What you will do:
The listing below should be copied in full, word for word.

The input:
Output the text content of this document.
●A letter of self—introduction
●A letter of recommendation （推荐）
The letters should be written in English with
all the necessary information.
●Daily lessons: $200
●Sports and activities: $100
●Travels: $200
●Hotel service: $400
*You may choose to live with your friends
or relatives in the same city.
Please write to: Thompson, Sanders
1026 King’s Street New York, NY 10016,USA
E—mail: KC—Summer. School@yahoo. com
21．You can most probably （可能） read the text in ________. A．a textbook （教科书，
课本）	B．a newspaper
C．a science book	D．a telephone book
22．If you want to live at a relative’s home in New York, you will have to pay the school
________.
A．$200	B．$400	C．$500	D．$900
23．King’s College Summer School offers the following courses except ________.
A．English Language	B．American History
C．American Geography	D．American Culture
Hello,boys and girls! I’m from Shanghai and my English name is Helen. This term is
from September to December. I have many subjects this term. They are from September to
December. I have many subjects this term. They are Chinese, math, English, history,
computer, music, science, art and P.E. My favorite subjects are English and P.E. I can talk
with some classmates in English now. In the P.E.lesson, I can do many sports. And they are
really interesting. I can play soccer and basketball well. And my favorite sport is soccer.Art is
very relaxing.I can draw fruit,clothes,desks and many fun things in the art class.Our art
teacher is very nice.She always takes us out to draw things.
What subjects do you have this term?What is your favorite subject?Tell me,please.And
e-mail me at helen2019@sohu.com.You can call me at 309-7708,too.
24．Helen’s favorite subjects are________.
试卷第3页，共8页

Correct response:
Output the text content of this document.
●A letter of self—introduction
●A letter of recommendation （推荐）
The letters should be written in English with
all the necessary information.
●Daily lessons: $200
●Sports and activities: $100
●Travels: $200
●Hotel service: $400
*You may choose to live with your friends
or relatives in the same city.
Please write to: Thompson, Sanders
1026 King’s Street New York, NY 10016,USA
E—mail: KC—Summer. School@yahoo. com
21．You can most probably （可能） read the text in ________. A．a textbook （教科书，
课本）	B．a newspaper
C．a science book	D．a telephone book
22．If you want to live at a relative’s home in New York, you will have to pay the school
________.
A．$200	B．$400	C．$500	D．$900
23．King’s College Summer School offers the following courses except ________.
A．English Language	B．American History
C．American Geography	D．American Culture
Hello,boys and girls! I’m from Shanghai and my English name is Helen. This term is
from September to December. I have many subjects this term. They are from September to
December. I have many subjects this term. They are Chinese, math, English, history,
computer, music, science, art and P.E. My favorite subjects are English and P.E. I can talk
with some classmates in English now. In the P.E.lesson, I can do many sports. And they are
really interesting. I can play soccer and basketball well. And my favorite sport is soccer.Art is
very relaxing.I can draw fruit,clothes,desks and many fun things in the art class.Our art
teacher is very nice.She always takes us out to draw things.
What subjects do you have this term?What is your favorite subject?Tell me,please.And
e-mail me at helen2019@sohu.com.You can call me at 309-7708,too.
24．Helen’s favorite subjects are________.
试卷第3页，共8页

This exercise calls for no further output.